--- start Data extract ---
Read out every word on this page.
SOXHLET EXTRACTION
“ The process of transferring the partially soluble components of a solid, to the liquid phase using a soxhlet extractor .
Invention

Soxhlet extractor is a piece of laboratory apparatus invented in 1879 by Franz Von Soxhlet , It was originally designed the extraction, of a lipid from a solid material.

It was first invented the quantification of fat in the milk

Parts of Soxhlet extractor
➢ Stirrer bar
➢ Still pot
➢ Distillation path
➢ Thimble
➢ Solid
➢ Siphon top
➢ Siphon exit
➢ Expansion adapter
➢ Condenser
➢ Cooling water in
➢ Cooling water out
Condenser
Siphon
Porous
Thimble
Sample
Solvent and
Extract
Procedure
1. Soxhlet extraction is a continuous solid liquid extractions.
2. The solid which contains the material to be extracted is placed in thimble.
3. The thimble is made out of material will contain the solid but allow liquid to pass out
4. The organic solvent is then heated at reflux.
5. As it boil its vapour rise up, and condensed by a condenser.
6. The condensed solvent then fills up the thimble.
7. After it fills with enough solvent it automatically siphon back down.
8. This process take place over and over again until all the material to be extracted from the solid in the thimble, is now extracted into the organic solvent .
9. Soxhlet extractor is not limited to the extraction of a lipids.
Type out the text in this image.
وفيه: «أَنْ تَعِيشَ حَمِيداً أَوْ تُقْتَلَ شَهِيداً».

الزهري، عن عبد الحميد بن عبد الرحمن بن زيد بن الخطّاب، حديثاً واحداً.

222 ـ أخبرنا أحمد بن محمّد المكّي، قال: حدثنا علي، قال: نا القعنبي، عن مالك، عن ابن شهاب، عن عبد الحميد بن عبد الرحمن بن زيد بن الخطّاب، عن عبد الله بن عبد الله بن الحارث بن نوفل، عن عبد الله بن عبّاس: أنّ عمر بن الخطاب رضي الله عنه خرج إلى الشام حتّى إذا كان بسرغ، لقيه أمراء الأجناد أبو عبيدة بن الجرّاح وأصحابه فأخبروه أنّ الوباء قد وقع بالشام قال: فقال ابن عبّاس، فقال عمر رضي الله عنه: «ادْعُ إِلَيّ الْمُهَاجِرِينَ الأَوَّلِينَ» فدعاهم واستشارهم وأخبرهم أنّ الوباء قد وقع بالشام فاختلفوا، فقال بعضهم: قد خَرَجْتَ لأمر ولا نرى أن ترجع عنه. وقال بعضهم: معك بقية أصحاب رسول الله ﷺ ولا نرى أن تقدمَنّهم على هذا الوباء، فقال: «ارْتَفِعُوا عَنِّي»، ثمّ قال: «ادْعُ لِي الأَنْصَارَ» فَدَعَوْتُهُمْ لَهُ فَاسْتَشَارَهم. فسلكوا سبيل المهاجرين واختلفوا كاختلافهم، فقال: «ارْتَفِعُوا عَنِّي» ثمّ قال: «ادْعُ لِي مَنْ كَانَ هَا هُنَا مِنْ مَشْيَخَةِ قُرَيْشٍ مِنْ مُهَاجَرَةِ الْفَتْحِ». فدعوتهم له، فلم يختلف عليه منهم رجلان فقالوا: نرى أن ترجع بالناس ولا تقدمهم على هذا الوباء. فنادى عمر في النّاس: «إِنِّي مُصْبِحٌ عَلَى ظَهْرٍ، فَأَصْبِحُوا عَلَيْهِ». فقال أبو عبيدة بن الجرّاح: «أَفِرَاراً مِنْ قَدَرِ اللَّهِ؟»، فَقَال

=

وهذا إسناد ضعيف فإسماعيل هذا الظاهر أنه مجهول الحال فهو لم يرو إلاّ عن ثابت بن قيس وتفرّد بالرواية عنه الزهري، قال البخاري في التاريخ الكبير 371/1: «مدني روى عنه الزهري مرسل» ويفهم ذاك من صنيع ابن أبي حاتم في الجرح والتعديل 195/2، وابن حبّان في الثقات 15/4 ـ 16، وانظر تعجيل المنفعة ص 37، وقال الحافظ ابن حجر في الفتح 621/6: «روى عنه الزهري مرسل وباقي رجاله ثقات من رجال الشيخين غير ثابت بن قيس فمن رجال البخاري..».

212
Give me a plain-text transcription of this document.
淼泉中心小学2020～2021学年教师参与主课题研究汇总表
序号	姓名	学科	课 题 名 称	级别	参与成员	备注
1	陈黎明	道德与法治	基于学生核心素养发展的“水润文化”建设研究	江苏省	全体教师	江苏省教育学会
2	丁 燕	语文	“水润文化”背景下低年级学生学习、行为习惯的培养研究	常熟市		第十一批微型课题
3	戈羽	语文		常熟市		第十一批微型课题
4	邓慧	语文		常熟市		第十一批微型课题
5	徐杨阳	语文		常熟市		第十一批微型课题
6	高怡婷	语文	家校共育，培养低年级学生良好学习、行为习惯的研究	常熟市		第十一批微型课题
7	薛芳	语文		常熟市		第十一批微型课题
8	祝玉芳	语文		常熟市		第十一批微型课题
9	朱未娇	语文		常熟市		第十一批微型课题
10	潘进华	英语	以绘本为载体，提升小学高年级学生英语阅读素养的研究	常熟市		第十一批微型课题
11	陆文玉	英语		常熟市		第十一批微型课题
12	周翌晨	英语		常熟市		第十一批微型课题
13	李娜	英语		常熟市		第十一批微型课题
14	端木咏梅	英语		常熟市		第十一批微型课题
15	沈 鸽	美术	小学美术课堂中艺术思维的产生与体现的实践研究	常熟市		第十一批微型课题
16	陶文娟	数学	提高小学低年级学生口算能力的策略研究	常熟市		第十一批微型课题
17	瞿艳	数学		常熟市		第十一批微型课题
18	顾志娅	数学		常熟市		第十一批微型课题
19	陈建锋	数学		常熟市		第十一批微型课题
--- end Data extract ---
Set exercise: Among the records above, find each line holding the string "fills" and pull it out.

Final result:
6. The condensed solvent then fills up the thimble.
7. After it fills with enough solvent it automatically siphon back down.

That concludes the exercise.